Every entry must be echoed exactly.
◇ ◇ ◇
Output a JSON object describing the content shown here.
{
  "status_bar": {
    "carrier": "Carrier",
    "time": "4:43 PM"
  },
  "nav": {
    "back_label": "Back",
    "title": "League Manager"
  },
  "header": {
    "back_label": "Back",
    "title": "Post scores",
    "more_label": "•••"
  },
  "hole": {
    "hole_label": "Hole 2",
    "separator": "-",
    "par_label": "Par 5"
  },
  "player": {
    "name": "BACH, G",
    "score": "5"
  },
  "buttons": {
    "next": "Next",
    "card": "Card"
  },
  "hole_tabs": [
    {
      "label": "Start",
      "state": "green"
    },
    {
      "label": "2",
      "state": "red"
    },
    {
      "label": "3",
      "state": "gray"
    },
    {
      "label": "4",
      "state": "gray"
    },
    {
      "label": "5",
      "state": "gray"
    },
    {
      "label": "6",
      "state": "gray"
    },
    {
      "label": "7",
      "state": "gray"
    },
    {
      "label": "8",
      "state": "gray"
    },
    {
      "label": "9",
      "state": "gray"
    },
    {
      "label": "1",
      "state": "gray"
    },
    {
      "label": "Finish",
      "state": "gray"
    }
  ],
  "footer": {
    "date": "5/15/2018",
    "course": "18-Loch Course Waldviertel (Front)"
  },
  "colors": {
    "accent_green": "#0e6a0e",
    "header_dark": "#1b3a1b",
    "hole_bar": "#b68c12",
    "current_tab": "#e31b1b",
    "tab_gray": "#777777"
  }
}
◇ ◇ ◇
Output below:
Output a JSON object describing the content shown here.
{
  "status_bar": {
    "carrier": "Carrier",
    "time": "4:43 PM"
  },
  "nav": {
    "back_label": "Back",
    "title": "League Manager"
  },
  "header": {
    "back_label": "Back",
    "title": "Post scores",
    "more_label": "•••"
  },
  "hole": {
    "hole_label": "Hole 2",
    "separator": "-",
    "par_label": "Par 5"
  },
  "player": {
    "name": "BACH, G",
    "score": "5"
  },
  "buttons": {
    "next": "Next",
    "card": "Card"
  },
  "hole_tabs": [
    {
      "label": "Start",
      "state": "green"
    },
    {
      "label": "2",
      "state": "red"
    },
    {
      "label": "3",
      "state": "gray"
    },
    {
      "label": "4",
      "state": "gray"
    },
    {
      "label": "5",
      "state": "gray"
    },
    {
      "label": "6",
      "state": "gray"
    },
    {
      "label": "7",
      "state": "gray"
    },
    {
      "label": "8",
      "state": "gray"
    },
    {
      "label": "9",
      "state": "gray"
    },
    {
      "label": "1",
      "state": "gray"
    },
    {
      "label": "Finish",
      "state": "gray"
    }
  ],
  "footer": {
    "date": "5/15/2018",
    "course": "18-Loch Course Waldviertel (Front)"
  },
  "colors": {
    "accent_green": "#0e6a0e",
    "header_dark": "#1b3a1b",
    "hole_bar": "#b68c12",
    "current_tab": "#e31b1b",
    "tab_gray": "#777777"
  }
}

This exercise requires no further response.